:: STATED GOAL ::
Find the line containing "What text is on this page?" in the material below; copy that line and all following lines exactly.

--- BEGIN EXTRACTED MATERIAL ---

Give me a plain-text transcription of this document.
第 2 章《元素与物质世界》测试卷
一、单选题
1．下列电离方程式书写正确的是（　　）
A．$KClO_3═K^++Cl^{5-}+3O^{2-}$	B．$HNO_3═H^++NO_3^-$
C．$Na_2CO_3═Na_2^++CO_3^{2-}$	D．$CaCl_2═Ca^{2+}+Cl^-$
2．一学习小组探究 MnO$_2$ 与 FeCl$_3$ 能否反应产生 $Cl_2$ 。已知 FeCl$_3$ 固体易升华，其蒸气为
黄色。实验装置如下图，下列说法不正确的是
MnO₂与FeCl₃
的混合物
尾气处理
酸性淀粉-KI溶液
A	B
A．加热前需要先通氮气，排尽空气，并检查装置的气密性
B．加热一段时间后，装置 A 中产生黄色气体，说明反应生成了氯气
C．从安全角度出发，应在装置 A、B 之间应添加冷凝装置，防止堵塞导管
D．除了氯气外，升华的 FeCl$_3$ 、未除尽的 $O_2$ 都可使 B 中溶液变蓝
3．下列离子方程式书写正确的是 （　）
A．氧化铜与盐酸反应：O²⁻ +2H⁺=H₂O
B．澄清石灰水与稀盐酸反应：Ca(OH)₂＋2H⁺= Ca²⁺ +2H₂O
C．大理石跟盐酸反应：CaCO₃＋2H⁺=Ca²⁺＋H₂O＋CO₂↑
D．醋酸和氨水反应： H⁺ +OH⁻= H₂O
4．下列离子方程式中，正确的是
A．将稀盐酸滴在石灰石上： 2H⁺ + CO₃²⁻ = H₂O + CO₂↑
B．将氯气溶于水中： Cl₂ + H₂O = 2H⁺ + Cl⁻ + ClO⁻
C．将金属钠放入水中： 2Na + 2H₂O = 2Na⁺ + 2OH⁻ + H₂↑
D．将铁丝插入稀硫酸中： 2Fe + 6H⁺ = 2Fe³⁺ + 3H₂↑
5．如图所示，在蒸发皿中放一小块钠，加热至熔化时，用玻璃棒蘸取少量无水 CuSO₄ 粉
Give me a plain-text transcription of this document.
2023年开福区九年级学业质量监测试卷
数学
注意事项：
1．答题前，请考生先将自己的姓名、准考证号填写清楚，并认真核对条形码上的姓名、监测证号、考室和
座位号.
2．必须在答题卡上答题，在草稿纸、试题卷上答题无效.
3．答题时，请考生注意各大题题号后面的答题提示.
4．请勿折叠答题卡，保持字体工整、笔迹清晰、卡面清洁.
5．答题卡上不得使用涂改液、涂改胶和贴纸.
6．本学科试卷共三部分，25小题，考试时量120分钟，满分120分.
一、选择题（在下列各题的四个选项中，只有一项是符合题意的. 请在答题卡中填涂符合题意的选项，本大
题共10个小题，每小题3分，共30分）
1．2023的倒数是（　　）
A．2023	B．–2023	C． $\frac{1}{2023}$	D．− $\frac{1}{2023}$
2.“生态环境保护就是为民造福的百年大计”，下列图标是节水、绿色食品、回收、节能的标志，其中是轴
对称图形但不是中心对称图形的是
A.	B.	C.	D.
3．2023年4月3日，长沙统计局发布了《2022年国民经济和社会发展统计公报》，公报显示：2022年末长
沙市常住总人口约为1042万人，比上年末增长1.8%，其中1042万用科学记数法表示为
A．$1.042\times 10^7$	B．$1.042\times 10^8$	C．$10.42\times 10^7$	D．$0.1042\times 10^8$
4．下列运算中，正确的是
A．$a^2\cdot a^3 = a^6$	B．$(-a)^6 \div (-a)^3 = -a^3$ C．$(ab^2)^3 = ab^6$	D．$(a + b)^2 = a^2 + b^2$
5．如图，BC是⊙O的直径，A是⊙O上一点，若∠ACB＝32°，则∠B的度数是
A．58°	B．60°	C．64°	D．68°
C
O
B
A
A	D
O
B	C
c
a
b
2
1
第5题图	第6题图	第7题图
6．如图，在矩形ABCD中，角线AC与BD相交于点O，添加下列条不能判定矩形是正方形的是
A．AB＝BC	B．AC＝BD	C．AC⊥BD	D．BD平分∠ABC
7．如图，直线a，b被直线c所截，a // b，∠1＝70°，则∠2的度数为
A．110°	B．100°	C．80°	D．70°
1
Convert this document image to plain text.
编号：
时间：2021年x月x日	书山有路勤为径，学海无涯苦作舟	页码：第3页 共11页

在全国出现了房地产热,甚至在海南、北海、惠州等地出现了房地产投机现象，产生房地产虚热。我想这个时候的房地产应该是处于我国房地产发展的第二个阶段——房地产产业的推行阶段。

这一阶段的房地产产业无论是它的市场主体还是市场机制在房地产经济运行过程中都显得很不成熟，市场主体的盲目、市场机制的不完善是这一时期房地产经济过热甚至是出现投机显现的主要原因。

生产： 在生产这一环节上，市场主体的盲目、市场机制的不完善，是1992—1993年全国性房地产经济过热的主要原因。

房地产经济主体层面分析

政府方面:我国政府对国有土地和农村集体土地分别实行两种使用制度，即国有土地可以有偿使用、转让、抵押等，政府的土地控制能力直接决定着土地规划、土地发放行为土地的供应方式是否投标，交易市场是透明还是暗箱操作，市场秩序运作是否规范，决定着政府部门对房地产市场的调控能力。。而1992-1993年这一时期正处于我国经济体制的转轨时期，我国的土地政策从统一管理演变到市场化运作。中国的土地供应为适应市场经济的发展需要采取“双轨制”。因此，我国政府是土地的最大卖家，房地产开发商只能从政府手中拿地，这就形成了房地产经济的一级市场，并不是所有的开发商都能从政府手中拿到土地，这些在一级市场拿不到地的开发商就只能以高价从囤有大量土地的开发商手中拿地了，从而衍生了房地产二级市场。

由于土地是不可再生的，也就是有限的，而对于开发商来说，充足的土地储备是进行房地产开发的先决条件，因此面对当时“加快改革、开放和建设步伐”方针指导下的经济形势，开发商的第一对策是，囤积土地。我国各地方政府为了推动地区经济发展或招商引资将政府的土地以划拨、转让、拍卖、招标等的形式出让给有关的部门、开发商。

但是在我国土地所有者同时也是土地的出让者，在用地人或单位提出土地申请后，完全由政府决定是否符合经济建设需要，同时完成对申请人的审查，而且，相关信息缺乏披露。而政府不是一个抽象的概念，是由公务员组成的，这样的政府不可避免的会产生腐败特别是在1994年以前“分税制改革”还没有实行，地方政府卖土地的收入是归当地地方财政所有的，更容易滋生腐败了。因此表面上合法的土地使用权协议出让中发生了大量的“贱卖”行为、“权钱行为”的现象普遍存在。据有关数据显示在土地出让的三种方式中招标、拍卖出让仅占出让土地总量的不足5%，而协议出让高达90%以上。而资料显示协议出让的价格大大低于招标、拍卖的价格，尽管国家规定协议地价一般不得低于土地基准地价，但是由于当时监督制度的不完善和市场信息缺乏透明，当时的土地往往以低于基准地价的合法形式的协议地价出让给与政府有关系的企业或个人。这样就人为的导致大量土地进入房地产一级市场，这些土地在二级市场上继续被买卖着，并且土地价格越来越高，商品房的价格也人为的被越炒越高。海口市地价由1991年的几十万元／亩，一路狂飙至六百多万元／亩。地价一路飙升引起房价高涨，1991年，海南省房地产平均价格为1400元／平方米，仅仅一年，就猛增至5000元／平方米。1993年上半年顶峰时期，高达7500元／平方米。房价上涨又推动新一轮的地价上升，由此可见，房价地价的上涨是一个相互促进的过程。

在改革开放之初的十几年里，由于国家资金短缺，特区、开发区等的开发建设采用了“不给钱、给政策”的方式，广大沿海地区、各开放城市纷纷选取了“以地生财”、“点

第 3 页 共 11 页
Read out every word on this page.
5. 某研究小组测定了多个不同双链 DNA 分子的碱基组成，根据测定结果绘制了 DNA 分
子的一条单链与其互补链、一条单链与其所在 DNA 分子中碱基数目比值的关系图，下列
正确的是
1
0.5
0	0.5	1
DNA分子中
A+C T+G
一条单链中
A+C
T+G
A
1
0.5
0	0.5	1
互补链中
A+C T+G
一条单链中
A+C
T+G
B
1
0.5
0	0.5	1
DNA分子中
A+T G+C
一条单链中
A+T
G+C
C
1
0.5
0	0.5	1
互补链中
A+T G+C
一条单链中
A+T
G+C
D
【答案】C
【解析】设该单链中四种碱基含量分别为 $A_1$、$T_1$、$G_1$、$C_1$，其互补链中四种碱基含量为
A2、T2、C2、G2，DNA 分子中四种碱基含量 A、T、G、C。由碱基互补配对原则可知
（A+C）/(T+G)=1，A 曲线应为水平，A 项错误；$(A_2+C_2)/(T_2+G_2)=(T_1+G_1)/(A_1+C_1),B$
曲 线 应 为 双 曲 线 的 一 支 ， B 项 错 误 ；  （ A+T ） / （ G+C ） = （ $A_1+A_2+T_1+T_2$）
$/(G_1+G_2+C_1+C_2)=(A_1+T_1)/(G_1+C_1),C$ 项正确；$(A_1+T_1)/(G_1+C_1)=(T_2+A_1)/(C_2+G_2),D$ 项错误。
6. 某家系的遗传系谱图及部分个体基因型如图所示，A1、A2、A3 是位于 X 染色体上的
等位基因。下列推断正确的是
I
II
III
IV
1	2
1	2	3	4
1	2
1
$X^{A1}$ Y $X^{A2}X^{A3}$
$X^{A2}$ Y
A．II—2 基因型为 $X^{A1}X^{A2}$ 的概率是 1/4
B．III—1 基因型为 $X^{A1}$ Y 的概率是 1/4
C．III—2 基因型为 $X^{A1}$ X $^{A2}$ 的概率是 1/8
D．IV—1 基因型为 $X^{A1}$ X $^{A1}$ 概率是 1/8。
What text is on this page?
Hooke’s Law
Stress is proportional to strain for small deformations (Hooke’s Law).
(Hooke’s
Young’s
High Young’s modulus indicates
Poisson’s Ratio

--- END EXTRACTED MATERIAL ---

:: RESULT OF THIS EXERCISE ::
What text is on this page?
Hooke’s Law
Stress is proportional to strain for small deformations (Hooke’s Law).
(Hooke’s
Young’s
High Young’s modulus indicates
Poisson’s Ratio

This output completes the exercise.